Work to complete: Return only the number of lines that hold "arra".

----

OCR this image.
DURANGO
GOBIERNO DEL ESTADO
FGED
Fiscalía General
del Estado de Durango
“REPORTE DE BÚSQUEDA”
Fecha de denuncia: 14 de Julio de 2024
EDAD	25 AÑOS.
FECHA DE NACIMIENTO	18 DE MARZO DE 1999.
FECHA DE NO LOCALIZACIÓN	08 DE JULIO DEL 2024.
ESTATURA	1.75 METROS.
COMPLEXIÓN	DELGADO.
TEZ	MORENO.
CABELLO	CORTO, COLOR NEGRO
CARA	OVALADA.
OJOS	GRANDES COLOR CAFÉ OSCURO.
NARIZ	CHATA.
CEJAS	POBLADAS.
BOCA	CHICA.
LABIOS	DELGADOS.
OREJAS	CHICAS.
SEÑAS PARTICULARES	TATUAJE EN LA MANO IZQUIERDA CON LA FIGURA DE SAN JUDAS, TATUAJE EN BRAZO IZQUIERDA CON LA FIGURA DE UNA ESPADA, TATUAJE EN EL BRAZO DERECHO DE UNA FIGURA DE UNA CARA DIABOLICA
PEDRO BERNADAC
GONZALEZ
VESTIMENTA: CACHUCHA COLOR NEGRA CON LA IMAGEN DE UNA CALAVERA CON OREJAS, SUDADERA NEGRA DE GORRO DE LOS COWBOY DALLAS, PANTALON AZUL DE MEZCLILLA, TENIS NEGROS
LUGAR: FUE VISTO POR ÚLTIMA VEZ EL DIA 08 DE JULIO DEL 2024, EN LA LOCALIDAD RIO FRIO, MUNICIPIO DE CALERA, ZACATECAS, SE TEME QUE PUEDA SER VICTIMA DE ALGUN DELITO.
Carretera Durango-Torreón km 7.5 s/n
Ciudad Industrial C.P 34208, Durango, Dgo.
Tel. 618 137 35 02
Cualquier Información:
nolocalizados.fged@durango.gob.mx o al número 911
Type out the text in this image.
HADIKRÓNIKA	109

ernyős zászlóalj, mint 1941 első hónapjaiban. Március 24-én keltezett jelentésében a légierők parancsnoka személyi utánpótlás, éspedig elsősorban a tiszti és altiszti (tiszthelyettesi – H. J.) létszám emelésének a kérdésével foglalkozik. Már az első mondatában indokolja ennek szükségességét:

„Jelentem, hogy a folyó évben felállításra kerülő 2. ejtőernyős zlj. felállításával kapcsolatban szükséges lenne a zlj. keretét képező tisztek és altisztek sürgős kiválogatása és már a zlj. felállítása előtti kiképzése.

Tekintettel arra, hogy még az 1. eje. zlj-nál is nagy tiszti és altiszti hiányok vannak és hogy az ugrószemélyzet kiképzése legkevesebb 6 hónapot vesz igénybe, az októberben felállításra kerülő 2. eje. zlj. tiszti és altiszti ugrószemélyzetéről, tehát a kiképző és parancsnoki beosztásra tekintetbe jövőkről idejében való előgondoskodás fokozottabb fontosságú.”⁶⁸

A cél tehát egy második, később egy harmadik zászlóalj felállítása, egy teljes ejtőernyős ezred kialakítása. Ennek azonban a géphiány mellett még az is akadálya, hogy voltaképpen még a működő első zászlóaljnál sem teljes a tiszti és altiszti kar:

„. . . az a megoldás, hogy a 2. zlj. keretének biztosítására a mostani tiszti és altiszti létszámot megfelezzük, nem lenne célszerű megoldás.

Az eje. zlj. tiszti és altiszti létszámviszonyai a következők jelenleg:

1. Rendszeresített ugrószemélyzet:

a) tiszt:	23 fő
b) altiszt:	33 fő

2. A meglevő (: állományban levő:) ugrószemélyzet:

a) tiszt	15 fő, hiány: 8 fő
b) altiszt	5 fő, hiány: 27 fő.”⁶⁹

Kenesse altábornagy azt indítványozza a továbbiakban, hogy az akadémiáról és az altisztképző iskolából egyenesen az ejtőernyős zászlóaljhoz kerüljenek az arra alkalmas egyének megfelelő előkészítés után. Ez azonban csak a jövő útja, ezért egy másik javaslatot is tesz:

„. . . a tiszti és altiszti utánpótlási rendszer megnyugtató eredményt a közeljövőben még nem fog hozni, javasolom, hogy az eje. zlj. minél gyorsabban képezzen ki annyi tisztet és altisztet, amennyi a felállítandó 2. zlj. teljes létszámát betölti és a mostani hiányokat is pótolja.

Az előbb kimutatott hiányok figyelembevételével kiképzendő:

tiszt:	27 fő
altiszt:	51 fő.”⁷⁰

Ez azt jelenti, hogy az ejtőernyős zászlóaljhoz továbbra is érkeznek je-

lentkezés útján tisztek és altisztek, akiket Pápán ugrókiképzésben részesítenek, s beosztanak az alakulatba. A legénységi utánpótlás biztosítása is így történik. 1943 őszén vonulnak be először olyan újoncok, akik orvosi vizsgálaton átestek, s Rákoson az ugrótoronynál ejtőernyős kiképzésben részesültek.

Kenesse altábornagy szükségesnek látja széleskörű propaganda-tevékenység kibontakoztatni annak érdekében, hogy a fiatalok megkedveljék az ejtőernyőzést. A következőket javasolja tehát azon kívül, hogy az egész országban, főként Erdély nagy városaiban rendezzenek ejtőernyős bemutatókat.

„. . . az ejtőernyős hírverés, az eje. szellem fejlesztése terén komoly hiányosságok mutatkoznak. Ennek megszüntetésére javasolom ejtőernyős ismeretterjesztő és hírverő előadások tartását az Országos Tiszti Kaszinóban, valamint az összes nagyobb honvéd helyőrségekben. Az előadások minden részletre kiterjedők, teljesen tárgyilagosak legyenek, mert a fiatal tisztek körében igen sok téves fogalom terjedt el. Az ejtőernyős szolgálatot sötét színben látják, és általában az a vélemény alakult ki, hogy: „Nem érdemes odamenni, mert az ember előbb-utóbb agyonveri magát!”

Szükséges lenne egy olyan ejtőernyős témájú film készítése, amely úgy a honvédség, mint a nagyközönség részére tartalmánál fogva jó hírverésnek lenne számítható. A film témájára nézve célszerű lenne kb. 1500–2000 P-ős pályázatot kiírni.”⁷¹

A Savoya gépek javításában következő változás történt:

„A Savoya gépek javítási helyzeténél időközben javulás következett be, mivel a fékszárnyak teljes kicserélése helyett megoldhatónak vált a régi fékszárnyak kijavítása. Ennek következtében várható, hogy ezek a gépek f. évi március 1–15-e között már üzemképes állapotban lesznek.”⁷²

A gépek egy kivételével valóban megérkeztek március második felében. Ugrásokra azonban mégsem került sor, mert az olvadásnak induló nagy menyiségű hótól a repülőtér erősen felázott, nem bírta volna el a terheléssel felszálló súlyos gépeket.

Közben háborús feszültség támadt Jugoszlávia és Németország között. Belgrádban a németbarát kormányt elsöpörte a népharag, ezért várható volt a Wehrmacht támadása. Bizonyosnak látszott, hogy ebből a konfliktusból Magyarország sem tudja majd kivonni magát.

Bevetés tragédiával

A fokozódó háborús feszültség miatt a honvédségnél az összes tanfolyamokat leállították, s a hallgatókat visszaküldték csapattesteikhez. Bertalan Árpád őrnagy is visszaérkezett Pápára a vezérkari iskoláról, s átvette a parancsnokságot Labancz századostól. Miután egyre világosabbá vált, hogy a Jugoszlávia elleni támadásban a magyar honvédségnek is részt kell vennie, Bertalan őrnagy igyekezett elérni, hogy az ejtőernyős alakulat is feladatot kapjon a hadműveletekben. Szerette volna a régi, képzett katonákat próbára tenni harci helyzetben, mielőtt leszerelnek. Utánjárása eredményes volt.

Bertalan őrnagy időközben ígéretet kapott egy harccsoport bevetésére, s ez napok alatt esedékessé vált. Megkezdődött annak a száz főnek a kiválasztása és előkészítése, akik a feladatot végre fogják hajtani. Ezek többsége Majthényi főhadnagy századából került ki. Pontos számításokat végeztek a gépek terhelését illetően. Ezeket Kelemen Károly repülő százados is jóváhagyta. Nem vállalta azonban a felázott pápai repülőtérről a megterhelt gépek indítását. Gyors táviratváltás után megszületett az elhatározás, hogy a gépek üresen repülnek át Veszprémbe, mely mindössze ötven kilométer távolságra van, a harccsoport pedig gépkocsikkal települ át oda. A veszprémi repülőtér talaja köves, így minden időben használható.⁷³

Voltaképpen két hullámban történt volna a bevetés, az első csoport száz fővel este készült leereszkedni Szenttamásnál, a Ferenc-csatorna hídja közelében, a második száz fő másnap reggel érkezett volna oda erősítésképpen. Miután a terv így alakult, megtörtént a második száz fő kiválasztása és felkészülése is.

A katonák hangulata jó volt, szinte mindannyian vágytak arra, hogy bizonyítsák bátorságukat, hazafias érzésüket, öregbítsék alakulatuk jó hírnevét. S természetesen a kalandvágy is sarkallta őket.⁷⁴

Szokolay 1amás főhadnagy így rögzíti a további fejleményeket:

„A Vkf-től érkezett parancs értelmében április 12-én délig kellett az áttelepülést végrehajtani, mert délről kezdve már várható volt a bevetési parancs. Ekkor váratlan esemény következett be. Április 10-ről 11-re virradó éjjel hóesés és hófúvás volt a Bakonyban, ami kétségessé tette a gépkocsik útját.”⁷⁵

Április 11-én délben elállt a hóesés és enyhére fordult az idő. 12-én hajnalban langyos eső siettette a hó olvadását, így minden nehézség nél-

----

Task response: 3